DESCRIPTION OF THE TASK
Your task is to copy the listing exactly, with the pictures left out.

DATASET EXTRACT
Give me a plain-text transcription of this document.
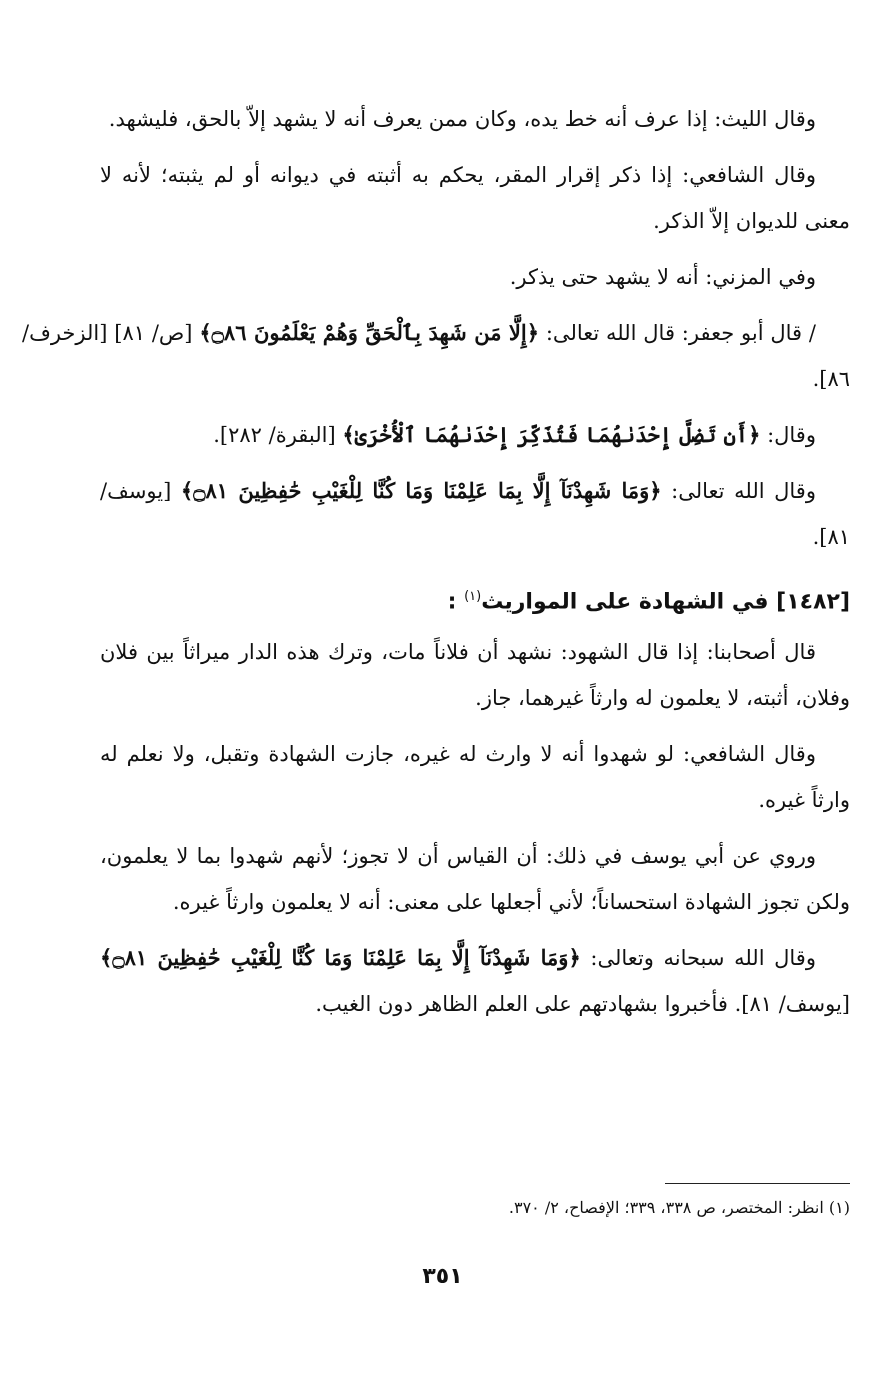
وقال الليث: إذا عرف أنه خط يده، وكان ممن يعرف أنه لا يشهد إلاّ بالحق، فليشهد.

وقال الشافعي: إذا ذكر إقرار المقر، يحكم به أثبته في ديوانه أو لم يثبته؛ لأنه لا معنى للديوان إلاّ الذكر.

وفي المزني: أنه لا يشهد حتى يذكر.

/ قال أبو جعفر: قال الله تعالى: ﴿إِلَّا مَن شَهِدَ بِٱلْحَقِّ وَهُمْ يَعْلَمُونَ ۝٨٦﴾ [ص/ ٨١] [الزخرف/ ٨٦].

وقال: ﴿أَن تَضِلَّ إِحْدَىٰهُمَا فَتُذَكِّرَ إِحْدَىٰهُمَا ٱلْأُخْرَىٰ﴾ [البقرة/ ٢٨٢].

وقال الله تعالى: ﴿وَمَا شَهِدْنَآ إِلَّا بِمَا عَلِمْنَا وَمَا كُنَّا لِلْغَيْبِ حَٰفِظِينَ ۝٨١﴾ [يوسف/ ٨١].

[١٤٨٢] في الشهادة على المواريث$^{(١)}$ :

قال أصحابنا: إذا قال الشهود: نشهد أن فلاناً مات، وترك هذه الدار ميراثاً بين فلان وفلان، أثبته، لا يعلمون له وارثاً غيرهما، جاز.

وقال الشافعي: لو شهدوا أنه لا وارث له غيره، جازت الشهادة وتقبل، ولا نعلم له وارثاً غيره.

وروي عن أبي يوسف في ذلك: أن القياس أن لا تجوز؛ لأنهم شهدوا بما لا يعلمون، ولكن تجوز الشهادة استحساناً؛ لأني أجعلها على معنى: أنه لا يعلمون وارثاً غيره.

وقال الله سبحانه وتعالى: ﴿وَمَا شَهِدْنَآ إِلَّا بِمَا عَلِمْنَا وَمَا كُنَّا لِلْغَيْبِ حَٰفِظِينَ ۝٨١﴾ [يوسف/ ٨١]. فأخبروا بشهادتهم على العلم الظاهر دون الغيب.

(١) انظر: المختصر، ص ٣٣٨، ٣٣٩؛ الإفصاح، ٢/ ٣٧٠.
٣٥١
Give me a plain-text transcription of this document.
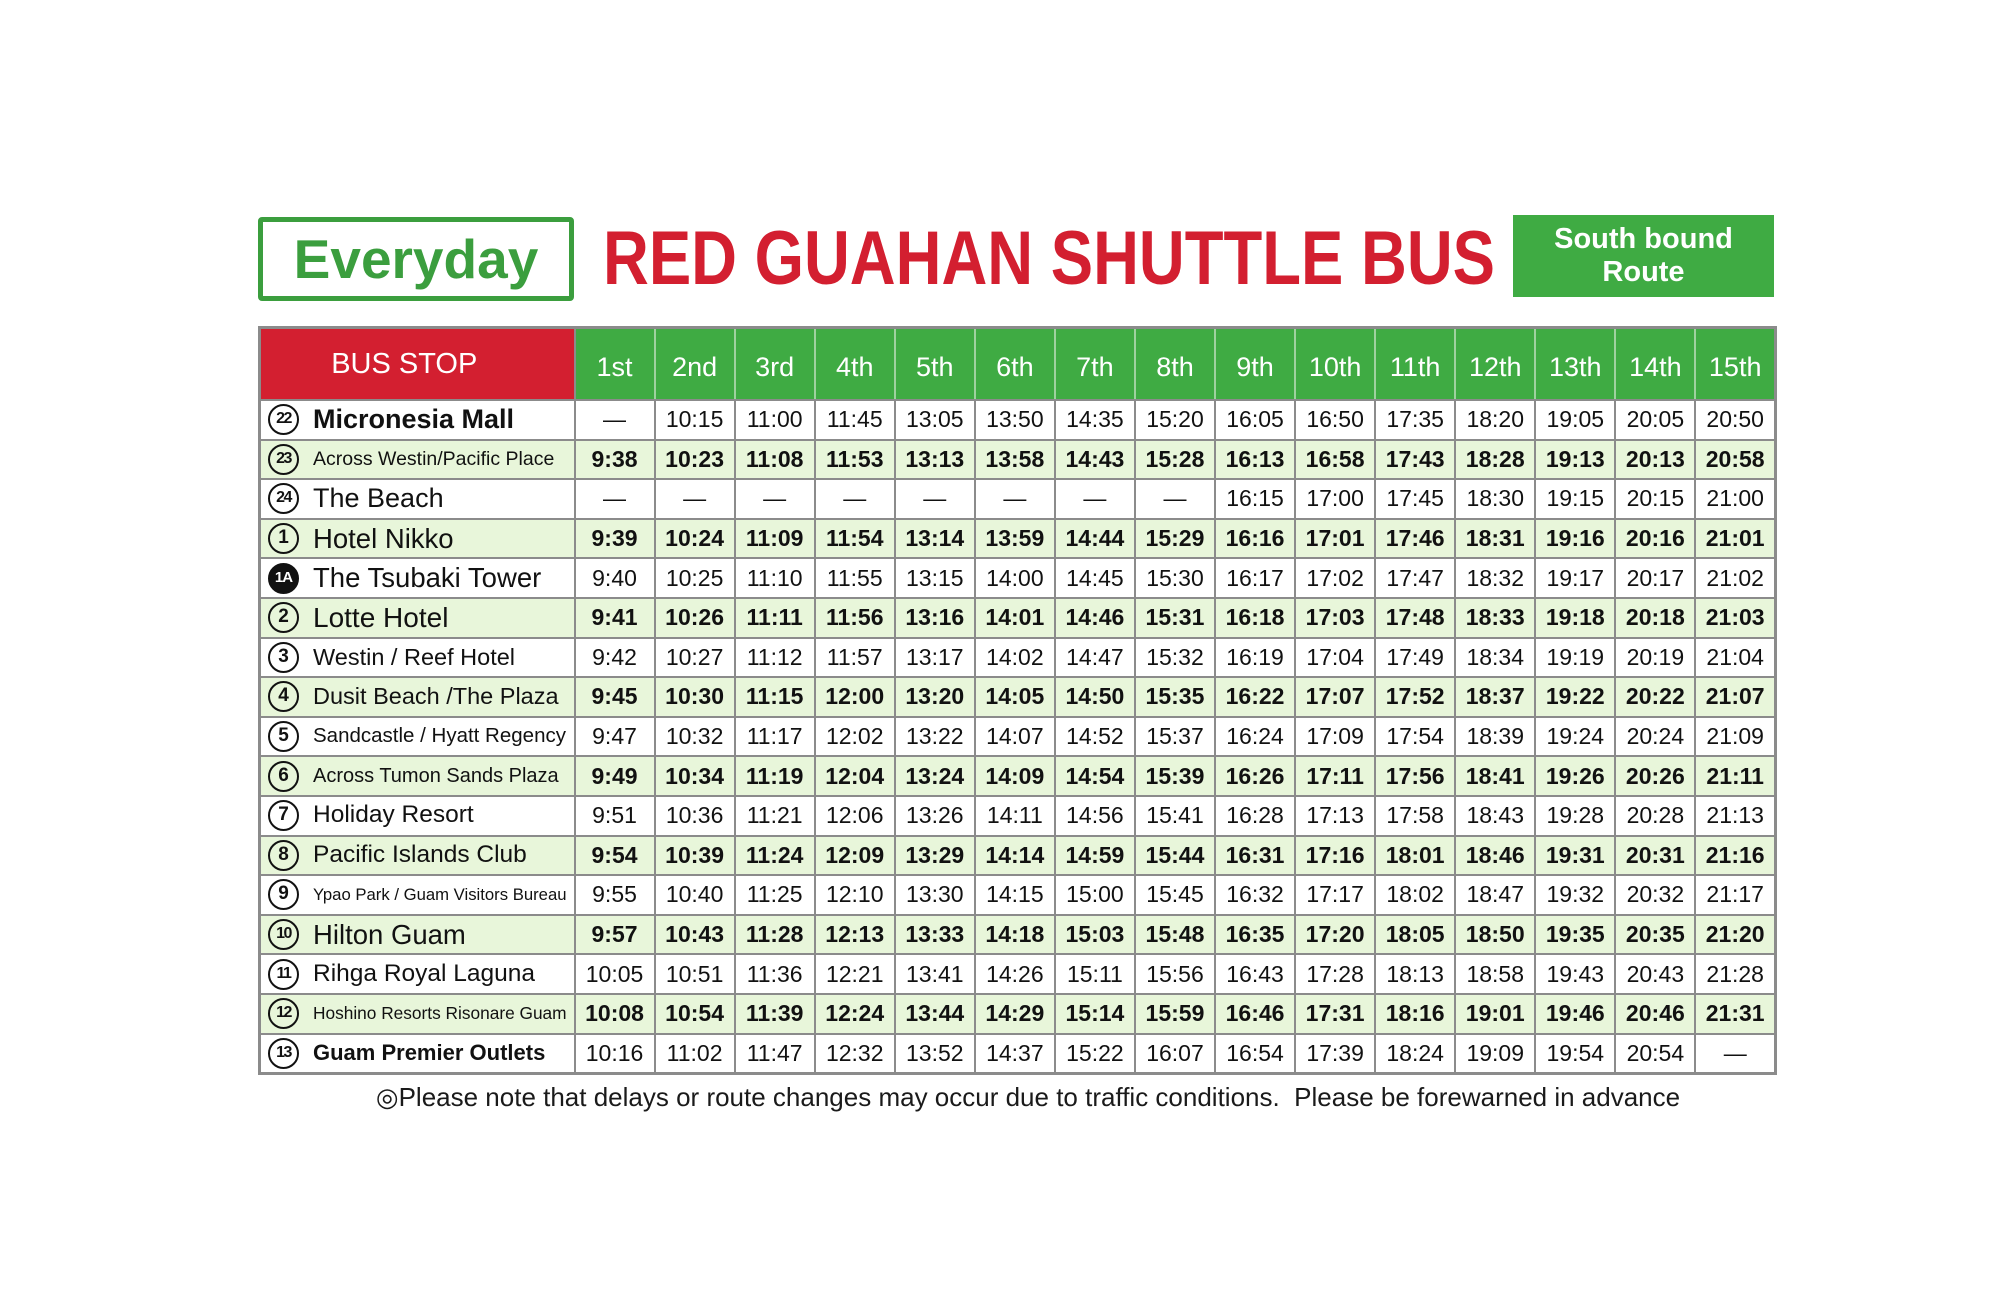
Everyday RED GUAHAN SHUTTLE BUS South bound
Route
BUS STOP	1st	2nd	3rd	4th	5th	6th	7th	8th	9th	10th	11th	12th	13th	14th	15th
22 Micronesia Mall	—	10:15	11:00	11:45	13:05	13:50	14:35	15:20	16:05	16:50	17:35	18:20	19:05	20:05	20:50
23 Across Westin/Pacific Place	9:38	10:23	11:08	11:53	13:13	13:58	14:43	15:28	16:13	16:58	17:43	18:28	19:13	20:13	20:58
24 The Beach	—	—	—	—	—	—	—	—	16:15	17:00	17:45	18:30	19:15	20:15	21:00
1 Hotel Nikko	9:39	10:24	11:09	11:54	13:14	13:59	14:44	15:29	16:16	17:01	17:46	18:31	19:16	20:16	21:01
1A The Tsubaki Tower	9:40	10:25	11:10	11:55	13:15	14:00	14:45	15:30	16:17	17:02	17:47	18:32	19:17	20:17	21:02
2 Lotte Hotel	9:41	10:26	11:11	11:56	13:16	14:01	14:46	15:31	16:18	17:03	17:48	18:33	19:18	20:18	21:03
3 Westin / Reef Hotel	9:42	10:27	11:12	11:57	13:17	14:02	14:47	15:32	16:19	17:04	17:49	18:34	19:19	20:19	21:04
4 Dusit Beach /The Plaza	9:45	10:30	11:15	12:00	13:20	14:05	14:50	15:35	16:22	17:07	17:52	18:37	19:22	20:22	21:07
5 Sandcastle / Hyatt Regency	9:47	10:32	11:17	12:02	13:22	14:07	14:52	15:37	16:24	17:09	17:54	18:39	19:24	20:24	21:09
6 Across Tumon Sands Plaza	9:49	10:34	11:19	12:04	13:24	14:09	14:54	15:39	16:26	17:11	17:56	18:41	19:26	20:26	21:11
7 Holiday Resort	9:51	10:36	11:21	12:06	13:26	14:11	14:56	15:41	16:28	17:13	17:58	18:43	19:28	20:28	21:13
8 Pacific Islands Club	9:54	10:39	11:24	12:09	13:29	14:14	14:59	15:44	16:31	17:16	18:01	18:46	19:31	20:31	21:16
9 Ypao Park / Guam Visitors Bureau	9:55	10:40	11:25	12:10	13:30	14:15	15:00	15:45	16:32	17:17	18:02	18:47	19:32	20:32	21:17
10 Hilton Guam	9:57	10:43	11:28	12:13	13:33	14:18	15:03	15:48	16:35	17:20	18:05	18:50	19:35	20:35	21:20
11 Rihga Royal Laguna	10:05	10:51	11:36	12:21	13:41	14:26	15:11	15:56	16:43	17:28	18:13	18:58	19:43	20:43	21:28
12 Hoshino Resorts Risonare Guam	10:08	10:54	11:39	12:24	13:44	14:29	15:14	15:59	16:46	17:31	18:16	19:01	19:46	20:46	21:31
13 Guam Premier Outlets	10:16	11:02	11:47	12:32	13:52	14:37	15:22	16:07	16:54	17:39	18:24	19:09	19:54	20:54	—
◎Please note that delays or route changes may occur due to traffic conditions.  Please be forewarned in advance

IN RESPONSE
Give me a plain-text transcription of this document.
وقال الليث: إذا عرف أنه خط يده، وكان ممن يعرف أنه لا يشهد إلاّ بالحق، فليشهد.

وقال الشافعي: إذا ذكر إقرار المقر، يحكم به أثبته في ديوانه أو لم يثبته؛ لأنه لا معنى للديوان إلاّ الذكر.

وفي المزني: أنه لا يشهد حتى يذكر.

/ قال أبو جعفر: قال الله تعالى: ﴿إِلَّا مَن شَهِدَ بِٱلْحَقِّ وَهُمْ يَعْلَمُونَ ۝٨٦﴾ [ص/ ٨١] [الزخرف/ ٨٦].

وقال: ﴿أَن تَضِلَّ إِحْدَىٰهُمَا فَتُذَكِّرَ إِحْدَىٰهُمَا ٱلْأُخْرَىٰ﴾ [البقرة/ ٢٨٢].

وقال الله تعالى: ﴿وَمَا شَهِدْنَآ إِلَّا بِمَا عَلِمْنَا وَمَا كُنَّا لِلْغَيْبِ حَٰفِظِينَ ۝٨١﴾ [يوسف/ ٨١].

[١٤٨٢] في الشهادة على المواريث$^{(١)}$ :

قال أصحابنا: إذا قال الشهود: نشهد أن فلاناً مات، وترك هذه الدار ميراثاً بين فلان وفلان، أثبته، لا يعلمون له وارثاً غيرهما، جاز.

وقال الشافعي: لو شهدوا أنه لا وارث له غيره، جازت الشهادة وتقبل، ولا نعلم له وارثاً غيره.

وروي عن أبي يوسف في ذلك: أن القياس أن لا تجوز؛ لأنهم شهدوا بما لا يعلمون، ولكن تجوز الشهادة استحساناً؛ لأني أجعلها على معنى: أنه لا يعلمون وارثاً غيره.

وقال الله سبحانه وتعالى: ﴿وَمَا شَهِدْنَآ إِلَّا بِمَا عَلِمْنَا وَمَا كُنَّا لِلْغَيْبِ حَٰفِظِينَ ۝٨١﴾ [يوسف/ ٨١]. فأخبروا بشهادتهم على العلم الظاهر دون الغيب.

(١) انظر: المختصر، ص ٣٣٨، ٣٣٩؛ الإفصاح، ٢/ ٣٧٠.
٣٥١
Give me a plain-text transcription of this document.
Everyday RED GUAHAN SHUTTLE BUS South bound
Route
BUS STOP	1st	2nd	3rd	4th	5th	6th	7th	8th	9th	10th	11th	12th	13th	14th	15th
22 Micronesia Mall	—	10:15	11:00	11:45	13:05	13:50	14:35	15:20	16:05	16:50	17:35	18:20	19:05	20:05	20:50
23 Across Westin/Pacific Place	9:38	10:23	11:08	11:53	13:13	13:58	14:43	15:28	16:13	16:58	17:43	18:28	19:13	20:13	20:58
24 The Beach	—	—	—	—	—	—	—	—	16:15	17:00	17:45	18:30	19:15	20:15	21:00
1 Hotel Nikko	9:39	10:24	11:09	11:54	13:14	13:59	14:44	15:29	16:16	17:01	17:46	18:31	19:16	20:16	21:01
1A The Tsubaki Tower	9:40	10:25	11:10	11:55	13:15	14:00	14:45	15:30	16:17	17:02	17:47	18:32	19:17	20:17	21:02
2 Lotte Hotel	9:41	10:26	11:11	11:56	13:16	14:01	14:46	15:31	16:18	17:03	17:48	18:33	19:18	20:18	21:03
3 Westin / Reef Hotel	9:42	10:27	11:12	11:57	13:17	14:02	14:47	15:32	16:19	17:04	17:49	18:34	19:19	20:19	21:04
4 Dusit Beach /The Plaza	9:45	10:30	11:15	12:00	13:20	14:05	14:50	15:35	16:22	17:07	17:52	18:37	19:22	20:22	21:07
5 Sandcastle / Hyatt Regency	9:47	10:32	11:17	12:02	13:22	14:07	14:52	15:37	16:24	17:09	17:54	18:39	19:24	20:24	21:09
6 Across Tumon Sands Plaza	9:49	10:34	11:19	12:04	13:24	14:09	14:54	15:39	16:26	17:11	17:56	18:41	19:26	20:26	21:11
7 Holiday Resort	9:51	10:36	11:21	12:06	13:26	14:11	14:56	15:41	16:28	17:13	17:58	18:43	19:28	20:28	21:13
8 Pacific Islands Club	9:54	10:39	11:24	12:09	13:29	14:14	14:59	15:44	16:31	17:16	18:01	18:46	19:31	20:31	21:16
9 Ypao Park / Guam Visitors Bureau	9:55	10:40	11:25	12:10	13:30	14:15	15:00	15:45	16:32	17:17	18:02	18:47	19:32	20:32	21:17
10 Hilton Guam	9:57	10:43	11:28	12:13	13:33	14:18	15:03	15:48	16:35	17:20	18:05	18:50	19:35	20:35	21:20
11 Rihga Royal Laguna	10:05	10:51	11:36	12:21	13:41	14:26	15:11	15:56	16:43	17:28	18:13	18:58	19:43	20:43	21:28
12 Hoshino Resorts Risonare Guam	10:08	10:54	11:39	12:24	13:44	14:29	15:14	15:59	16:46	17:31	18:16	19:01	19:46	20:46	21:31
13 Guam Premier Outlets	10:16	11:02	11:47	12:32	13:52	14:37	15:22	16:07	16:54	17:39	18:24	19:09	19:54	20:54	—
◎Please note that delays or route changes may occur due to traffic conditions.  Please be forewarned in advance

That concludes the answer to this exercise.